[Data excerpts]
================

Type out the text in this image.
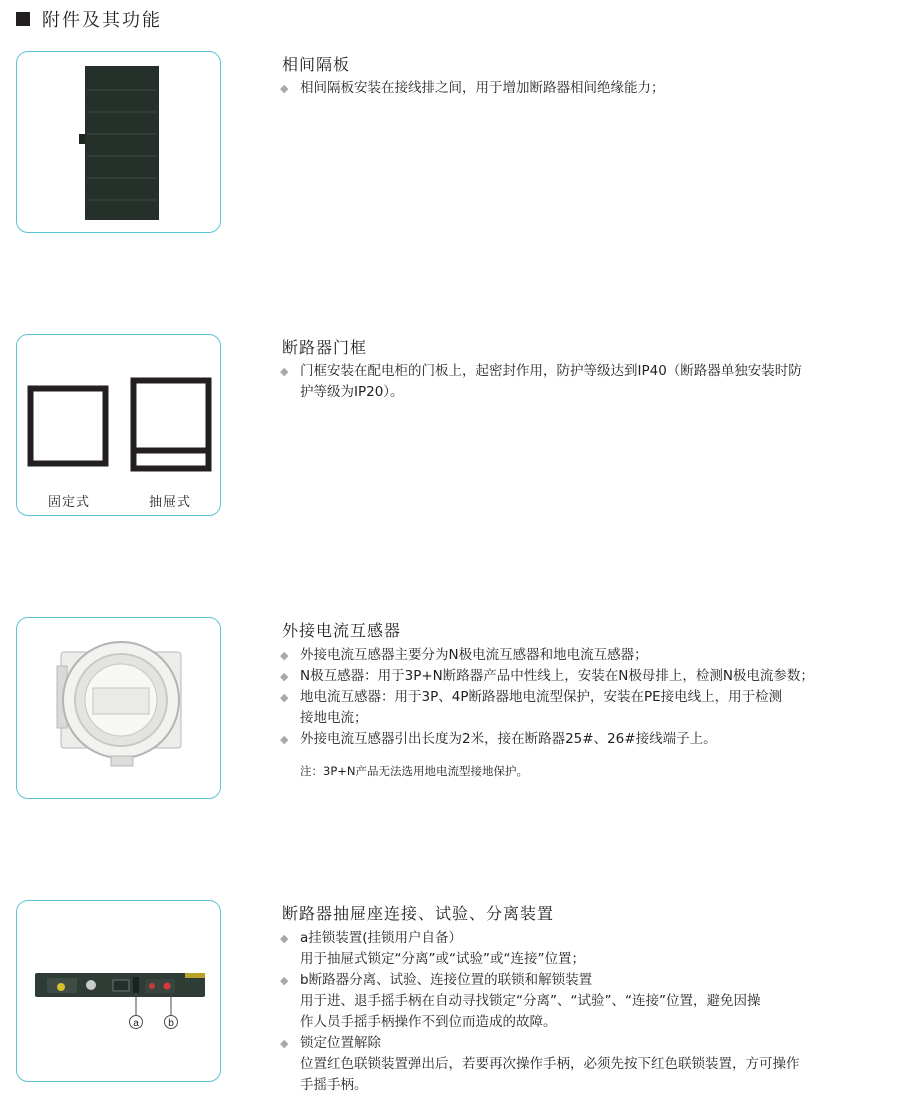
附件及其功能
相间隔板
◆ 相间隔板安装在接线排之间，用于增加断路器相间绝缘能力；
固定式	抽屉式
断路器门框
◆ 门框安装在配电柜的门板上，起密封作用，防护等级达到IP40（断路器单独安装时防
护等级为IP20）。
外接电流互感器
◆ 外接电流互感器主要分为N极电流互感器和地电流互感器；
◆ N极互感器：用于3P+N断路器产品中性线上，安装在N极母排上，检测N极电流参数；
◆ 地电流互感器：用于3P、4P断路器地电流型保护，安装在PE接电线上，用于检测
接地电流；
◆ 外接电流互感器引出长度为2米，接在断路器25#、26#接线端子上。
注：3P+N产品无法选用地电流型接地保护。
a	b
断路器抽屉座连接、试验、分离装置
◆ a挂锁装置(挂锁用户自备）
用于抽屉式锁定“分离”或“试验”或“连接”位置；
◆ b断路器分离、试验、连接位置的联锁和解锁装置
用于进、退手摇手柄在自动寻找锁定“分离”、“试验”、“连接”位置，避免因操
作人员手摇手柄操作不到位而造成的故障。
◆ 锁定位置解除
位置红色联锁装置弹出后，若要再次操作手柄，必须先按下红色联锁装置，方可操作
手摇手柄。
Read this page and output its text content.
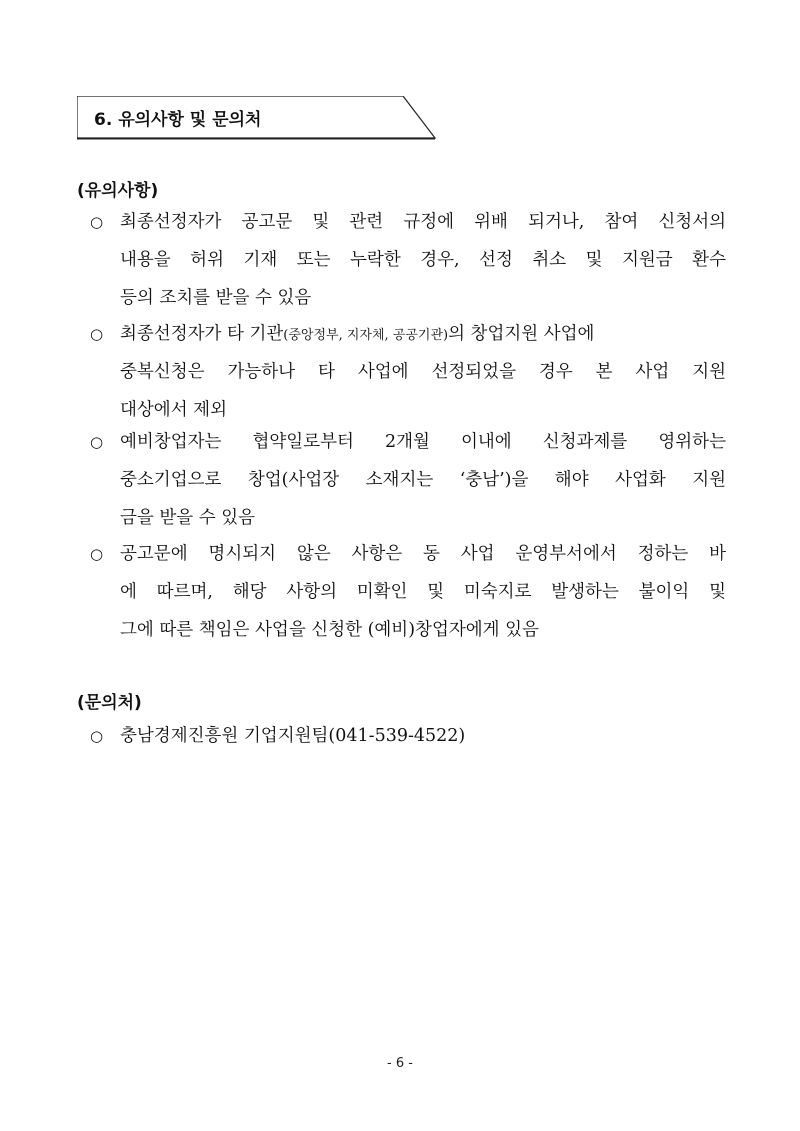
6. 유의사항 및 문의처
(유의사항)
○ 최종선정자가 공고문 및 관련 규정에 위배 되거나, 참여 신청서의
내용을 허위 기재 또는 누락한 경우, 선정 취소 및 지원금 환수
등의 조치를 받을 수 있음
○ 최종선정자가 타 기관(중앙정부, 지자체, 공공기관)의 창업지원 사업에
중복신청은 가능하나 타 사업에 선정되었을 경우 본 사업 지원
대상에서 제외
○ 예비창업자는 협약일로부터 2개월 이내에 신청과제를 영위하는
중소기업으로 창업(사업장 소재지는 ‘충남’)을 해야 사업화 지원
금을 받을 수 있음
○ 공고문에 명시되지 않은 사항은 동 사업 운영부서에서 정하는 바
에 따르며, 해당 사항의 미확인 및 미숙지로 발생하는 불이익 및
그에 따른 책임은 사업을 신청한 (예비)창업자에게 있음
(문의처)
○ 충남경제진흥원 기업지원팀(041-539-4522)
- 6 -
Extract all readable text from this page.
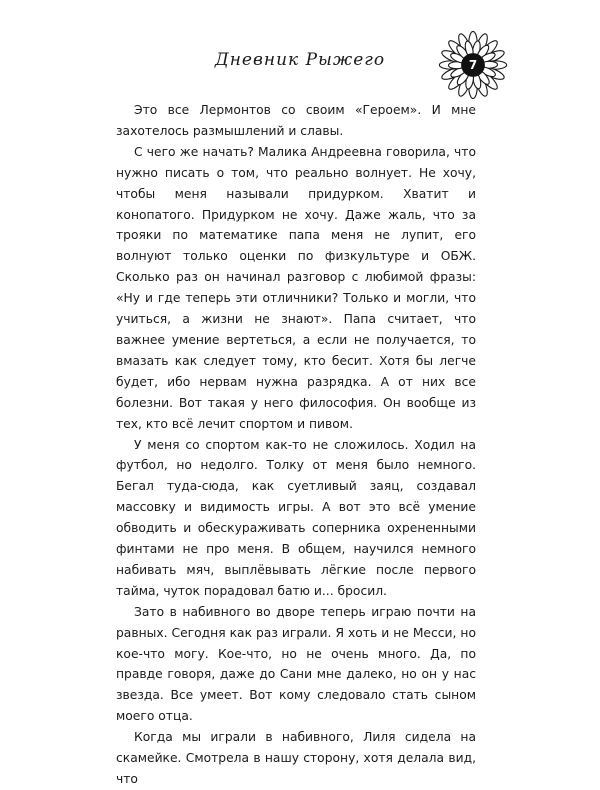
Дневник Рыжего	7

Это все Лермонтов со своим «Героем». И мне захотелось размышлений и славы.

С чего же начать? Малика Андреевна говорила, что нужно писать о том, что реально волнует. Не хочу, чтобы меня называли придурком. Хватит и конопатого. Придурком не хочу. Даже жаль, что за трояки по математике папа меня не лупит, его волнуют только оценки по физкультуре и ОБЖ. Сколько раз он начинал разговор с любимой фразы: «Ну и где теперь эти отличники? Только и могли, что учиться, а жизни не знают». Папа считает, что важнее умение вертеться, а если не получается, то вмазать как следует тому, кто бесит. Хотя бы легче будет, ибо нервам нужна разрядка. А от них все болезни. Вот такая у него философия. Он вообще из тех, кто всё лечит спортом и пивом.

У меня со спортом как-то не сложилось. Ходил на футбол, но недолго. Толку от меня было немного. Бегал туда-сюда, как суетливый заяц, создавал массовку и видимость игры. А вот это всё умение обводить и обескураживать соперника охрененными финтами не про меня. В общем, научился немного набивать мяч, выплёвывать лёгкие после первого тайма, чуток порадовал батю и... бросил.

Зато в набивного во дворе теперь играю почти на равных. Сегодня как раз играли. Я хоть и не Месси, но кое-что могу. Кое-что, но не очень много. Да, по правде говоря, даже до Сани мне далеко, но он у нас звезда. Все умеет. Вот кому следовало стать сыном моего отца.

Когда мы играли в набивного, Лиля сидела на скамейке. Смотрела в нашу сторону, хотя делала вид, что
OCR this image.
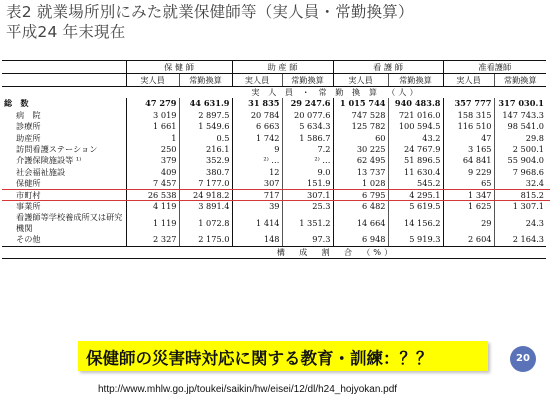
表2 就業場所別にみた就業保健師等（実人員・常勤換算）
平成24 年末現在
	保 健 師		助 産 師		看 護 師		准看護師	
	実人員	常勤換算	実人員	常勤換算	実人員	常勤換算	実人員	常勤換算
	実 人 員 ・ 常 勤 換 算　（人）							
総　数	47 279	44 631.9	31 835	29 247.6	1 015 744	940 483.8	357 777	317 030.1
病　院	3 019	2 897.5	20 784	20 077.6	747 528	721 016.0	158 315	147 743.3
診療所	1 661	1 549.6	6 663	5 634.3	125 782	100 594.5	116 510	98 541.0
助産所	1	0.5	1 742	1 586.7	60	43.2	47	29.8
訪問看護ステーション	250	216.1	9	7.2	30 225	24 767.9	3 165	2 500.1
介護保険施設等 ¹⁾	379	352.9	²⁾ …	²⁾ …	62 495	51 896.5	64 841	55 904.0
社会福祉施設	409	380.7	12	9.0	13 737	11 630.4	9 229	7 968.6
保健所	7 457	7 177.0	307	151.9	1 028	545.2	65	32.4
市町村	26 538	24 918.2	717	307.1	6 795	4 295.1	1 347	815.2
事業所	4 119	3 891.4	39	25.3	6 482	5 619.5	1 625	1 307.1
看護師等学校養成所又は研究機関	1 119	1 072.8	1 414	1 351.2	14 664	14 156.2	29	24.3
その他	2 327	2 175.0	148	97.3	6 948	5 919.3	2 604	2 164.3
	構　成　割　合　（%）							
保健師の災害時対応に関する教育・訓練：？？	20
http://www.mhlw.go.jp/toukei/saikin/hw/eisei/12/dl/h24_hojyokan.pdf
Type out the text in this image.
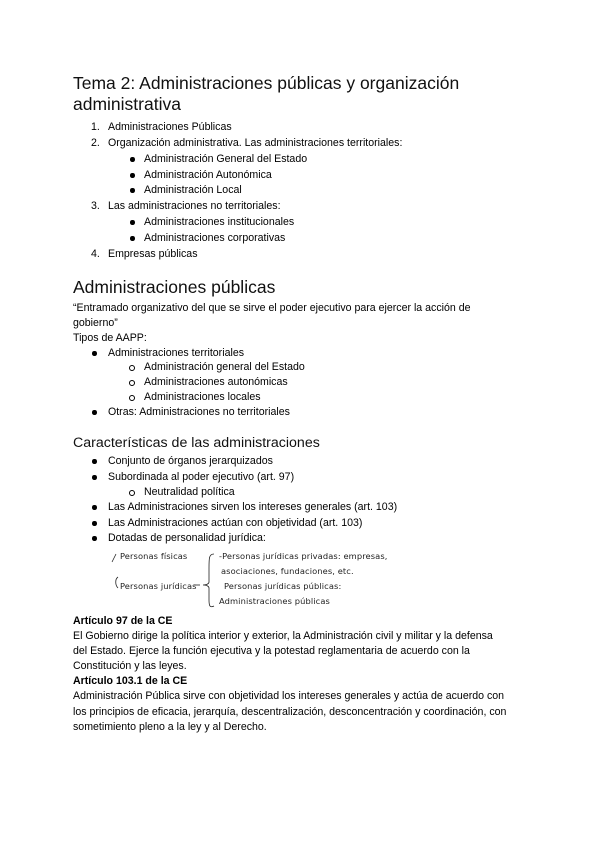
Tema 2: Administraciones públicas y organización
administrativa
1. Administraciones Públicas
2. Organización administrativa. Las administraciones territoriales:
Administración General del Estado
Administración Autonómica
Administración Local
3. Las administraciones no territoriales:
Administraciones institucionales
Administraciones corporativas
4. Empresas públicas
Administraciones públicas
“Entramado organizativo del que se sirve el poder ejecutivo para ejercer la acción de
gobierno”
Tipos de AAPP:
Administraciones territoriales
Administración general del Estado
Administraciones autonómicas
Administraciones locales
Otras: Administraciones no territoriales
Características de las administraciones
Conjunto de órganos jerarquizados
Subordinada al poder ejecutivo (art. 97)
Neutralidad política
Las Administraciones sirven los intereses generales (art. 103)
Las Administraciones actúan con objetividad (art. 103)
Dotadas de personalidad jurídica:
Personas físicas
Personas jurídicas
-Personas jurídicas privadas: empresas,
asociaciones, fundaciones, etc.
Personas jurídicas públicas:
Administraciones públicas
Artículo 97 de la CE
El Gobierno dirige la política interior y exterior, la Administración civil y militar y la defensa
del Estado. Ejerce la función ejecutiva y la potestad reglamentaria de acuerdo con la
Constitución y las leyes.
Artículo 103.1 de la CE
Administración Pública sirve con objetividad los intereses generales y actúa de acuerdo con
los principios de eficacia, jerarquía, descentralización, desconcentración y coordinación, con
sometimiento pleno a la ley y al Derecho.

================

What the task asks –
What is the number of lines above that contain "играли"? Answer with that number only.

Final result –
2